WHAT IS BEING ASKED: Look through the records below, count the lines with the word "true", and reply with only the number.

#### EXTRACTED DATA ####

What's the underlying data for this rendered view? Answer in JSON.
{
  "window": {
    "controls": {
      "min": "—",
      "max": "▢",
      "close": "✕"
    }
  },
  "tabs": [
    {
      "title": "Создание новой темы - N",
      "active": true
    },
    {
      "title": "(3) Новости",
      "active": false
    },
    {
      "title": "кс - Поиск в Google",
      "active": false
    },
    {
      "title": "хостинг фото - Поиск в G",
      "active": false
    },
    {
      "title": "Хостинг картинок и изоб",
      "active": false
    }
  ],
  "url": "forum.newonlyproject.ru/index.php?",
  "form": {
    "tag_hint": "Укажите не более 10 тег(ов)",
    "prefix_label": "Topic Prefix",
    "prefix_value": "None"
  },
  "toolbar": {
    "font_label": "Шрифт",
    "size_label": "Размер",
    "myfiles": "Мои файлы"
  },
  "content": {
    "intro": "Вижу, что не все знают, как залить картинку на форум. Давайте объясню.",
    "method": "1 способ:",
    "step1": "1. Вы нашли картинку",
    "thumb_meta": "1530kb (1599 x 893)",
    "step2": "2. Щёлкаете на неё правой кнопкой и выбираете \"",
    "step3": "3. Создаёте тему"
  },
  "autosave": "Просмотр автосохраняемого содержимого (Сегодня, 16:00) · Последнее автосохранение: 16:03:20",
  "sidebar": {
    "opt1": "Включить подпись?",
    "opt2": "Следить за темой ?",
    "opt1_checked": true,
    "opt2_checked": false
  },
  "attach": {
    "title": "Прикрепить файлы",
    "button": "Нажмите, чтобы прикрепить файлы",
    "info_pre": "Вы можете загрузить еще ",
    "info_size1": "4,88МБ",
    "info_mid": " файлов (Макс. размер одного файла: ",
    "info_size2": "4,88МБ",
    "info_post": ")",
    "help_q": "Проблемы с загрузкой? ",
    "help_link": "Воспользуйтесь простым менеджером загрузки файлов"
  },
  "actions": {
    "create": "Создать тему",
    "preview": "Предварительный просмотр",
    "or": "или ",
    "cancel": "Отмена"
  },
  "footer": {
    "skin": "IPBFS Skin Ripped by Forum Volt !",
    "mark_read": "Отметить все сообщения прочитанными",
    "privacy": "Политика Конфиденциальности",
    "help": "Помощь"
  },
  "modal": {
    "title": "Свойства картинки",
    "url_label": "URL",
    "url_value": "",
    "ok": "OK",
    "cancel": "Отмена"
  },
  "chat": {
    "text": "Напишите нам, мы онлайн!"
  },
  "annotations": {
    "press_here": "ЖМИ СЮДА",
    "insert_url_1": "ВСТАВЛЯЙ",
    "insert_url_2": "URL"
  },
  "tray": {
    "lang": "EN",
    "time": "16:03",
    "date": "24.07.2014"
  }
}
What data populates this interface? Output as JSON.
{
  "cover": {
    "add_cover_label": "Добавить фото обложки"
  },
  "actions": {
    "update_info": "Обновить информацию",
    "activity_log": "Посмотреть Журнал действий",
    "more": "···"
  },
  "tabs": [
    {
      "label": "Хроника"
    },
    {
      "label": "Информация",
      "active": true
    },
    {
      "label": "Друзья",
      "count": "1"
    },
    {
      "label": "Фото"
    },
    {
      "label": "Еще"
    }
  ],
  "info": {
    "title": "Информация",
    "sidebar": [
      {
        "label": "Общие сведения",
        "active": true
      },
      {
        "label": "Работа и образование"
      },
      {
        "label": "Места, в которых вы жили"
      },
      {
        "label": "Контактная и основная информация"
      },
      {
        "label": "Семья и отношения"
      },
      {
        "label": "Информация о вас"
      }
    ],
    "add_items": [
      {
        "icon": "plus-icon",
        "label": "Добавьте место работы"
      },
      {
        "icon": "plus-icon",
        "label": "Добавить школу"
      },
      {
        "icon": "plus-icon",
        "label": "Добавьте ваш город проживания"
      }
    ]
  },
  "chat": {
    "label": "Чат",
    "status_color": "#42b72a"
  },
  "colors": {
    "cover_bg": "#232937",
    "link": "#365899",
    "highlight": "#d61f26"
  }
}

####

TASK OUTPUT: 4